• [What you should do]: Can you continue the labor news roundup, which covers Amazon security contractors, liquor privatization and the Hanford vitrification plant, from the point where it stops?

• [Source document]:
————————
ALSO SEE — StandForGoodJobs.org — Tell Amazon CEO Jeff Bezos to walk in security workers’ shoes! Urge him to make the right decision and hire responsible contractors who provide good wages, benefits and respect workers’ voice on-the-job.

► At SeattleMet Politics — Liquor privatization: The fallout — It’s still too early to say what the ultimate outcome from liquor privatization will be, a number of consequences — intended and unintended — have become clear. Here’s a look at the fallout so far for consumers, big-box retailers, small wine distributors, and some 1,000 union workers who used to staff the state’s 328 public liquor stores.

ALSO at The Stand — Liquor privatization’s false promises already exposed

► In yesterday’s Tri-City Herald — DOE director wants Bechtel authority for vit plant cut— Bechtel National should be removed as the design authority for the Hanford vitrification plant, according to a memo from a key Hanford Department of Energy official overseeing engineering of the project.
————————
• [Data under study]:
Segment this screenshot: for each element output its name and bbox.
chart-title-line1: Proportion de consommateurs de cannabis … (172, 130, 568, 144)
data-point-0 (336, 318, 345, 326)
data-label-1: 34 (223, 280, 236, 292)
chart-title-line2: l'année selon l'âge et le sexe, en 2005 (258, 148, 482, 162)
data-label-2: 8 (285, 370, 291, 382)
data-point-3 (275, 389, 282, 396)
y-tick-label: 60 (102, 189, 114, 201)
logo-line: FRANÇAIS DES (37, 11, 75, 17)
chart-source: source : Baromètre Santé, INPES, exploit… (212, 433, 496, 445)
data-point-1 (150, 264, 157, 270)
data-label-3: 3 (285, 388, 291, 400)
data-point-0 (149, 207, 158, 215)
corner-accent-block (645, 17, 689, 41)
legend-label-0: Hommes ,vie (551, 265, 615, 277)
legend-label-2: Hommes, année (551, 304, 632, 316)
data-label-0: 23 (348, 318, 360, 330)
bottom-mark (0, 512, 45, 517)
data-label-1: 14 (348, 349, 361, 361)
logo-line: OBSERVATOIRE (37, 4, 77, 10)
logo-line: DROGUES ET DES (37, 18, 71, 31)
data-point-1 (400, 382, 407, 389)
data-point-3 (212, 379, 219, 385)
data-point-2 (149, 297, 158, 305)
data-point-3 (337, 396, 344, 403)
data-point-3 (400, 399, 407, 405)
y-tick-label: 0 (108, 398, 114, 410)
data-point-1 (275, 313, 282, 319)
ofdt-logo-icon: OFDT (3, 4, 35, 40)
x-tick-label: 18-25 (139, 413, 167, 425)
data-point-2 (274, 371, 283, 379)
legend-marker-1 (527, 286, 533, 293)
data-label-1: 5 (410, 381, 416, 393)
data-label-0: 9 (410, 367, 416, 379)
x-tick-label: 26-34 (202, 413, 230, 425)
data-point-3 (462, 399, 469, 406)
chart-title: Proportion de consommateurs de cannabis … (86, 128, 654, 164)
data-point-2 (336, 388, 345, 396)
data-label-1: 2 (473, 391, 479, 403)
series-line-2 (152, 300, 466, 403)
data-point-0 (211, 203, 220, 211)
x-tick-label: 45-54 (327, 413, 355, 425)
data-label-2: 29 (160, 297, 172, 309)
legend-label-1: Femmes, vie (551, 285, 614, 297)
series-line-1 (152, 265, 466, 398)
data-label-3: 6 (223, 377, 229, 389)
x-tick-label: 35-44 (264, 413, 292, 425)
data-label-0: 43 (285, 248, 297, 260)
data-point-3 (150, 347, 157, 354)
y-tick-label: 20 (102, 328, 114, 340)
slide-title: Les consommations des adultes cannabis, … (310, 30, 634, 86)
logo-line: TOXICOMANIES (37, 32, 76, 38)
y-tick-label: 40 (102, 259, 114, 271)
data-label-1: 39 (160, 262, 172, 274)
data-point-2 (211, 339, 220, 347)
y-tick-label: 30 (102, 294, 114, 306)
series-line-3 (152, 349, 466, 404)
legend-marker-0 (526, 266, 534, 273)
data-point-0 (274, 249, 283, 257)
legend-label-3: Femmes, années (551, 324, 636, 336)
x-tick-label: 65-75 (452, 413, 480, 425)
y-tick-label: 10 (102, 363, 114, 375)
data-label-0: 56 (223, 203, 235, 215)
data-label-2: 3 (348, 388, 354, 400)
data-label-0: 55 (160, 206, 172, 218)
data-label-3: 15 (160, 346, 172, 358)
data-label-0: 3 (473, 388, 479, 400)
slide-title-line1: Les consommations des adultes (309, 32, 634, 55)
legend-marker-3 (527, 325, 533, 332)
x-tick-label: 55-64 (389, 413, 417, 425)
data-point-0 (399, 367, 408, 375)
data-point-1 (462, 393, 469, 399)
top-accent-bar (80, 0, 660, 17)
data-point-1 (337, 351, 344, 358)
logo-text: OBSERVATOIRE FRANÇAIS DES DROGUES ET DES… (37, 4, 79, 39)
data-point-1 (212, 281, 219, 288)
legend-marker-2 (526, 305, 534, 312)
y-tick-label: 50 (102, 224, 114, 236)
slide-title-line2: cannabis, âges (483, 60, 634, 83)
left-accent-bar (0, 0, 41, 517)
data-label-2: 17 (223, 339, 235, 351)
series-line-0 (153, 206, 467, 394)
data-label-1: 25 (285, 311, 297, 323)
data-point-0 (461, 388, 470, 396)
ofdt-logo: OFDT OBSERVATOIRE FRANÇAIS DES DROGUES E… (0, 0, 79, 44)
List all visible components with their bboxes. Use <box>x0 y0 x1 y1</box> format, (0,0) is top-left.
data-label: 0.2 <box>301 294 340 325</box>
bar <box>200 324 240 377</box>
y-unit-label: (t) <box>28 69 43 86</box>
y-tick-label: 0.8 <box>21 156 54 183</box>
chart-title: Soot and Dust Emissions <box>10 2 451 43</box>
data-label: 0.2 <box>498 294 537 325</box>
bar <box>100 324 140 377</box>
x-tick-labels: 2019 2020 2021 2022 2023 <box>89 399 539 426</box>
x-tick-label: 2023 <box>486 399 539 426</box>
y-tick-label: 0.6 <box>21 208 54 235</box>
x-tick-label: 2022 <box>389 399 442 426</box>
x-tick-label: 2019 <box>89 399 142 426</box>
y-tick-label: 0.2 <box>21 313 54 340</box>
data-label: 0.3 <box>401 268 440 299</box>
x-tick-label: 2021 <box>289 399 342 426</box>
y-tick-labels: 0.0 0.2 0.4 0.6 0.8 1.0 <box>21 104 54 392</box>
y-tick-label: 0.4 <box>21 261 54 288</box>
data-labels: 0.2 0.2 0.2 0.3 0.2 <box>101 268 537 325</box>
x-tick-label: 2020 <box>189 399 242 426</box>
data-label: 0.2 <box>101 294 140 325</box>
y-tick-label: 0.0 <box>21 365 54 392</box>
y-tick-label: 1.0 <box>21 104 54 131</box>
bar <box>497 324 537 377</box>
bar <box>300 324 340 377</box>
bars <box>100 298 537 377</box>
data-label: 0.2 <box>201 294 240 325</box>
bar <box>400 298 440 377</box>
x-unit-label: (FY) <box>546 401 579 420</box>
————————
• [Response]:
► In today’s Tri-City Herald — In response to DOE memo, Bechtel confident of safe operation at vit plant— No matter how hard engineers and scientists work on the Hanford vitrification plant, it will never be perfect, said Frank Russo, Bechtel National project director.

► In today’s Seattle Times — Port sees no conflict in chief’s outside board position — Port Commissioner Tom Albro says the port’s general counsel reviewed CEO Tay Yoshitani’s appointment to the board of Expeditors International for potential conflicts of interest.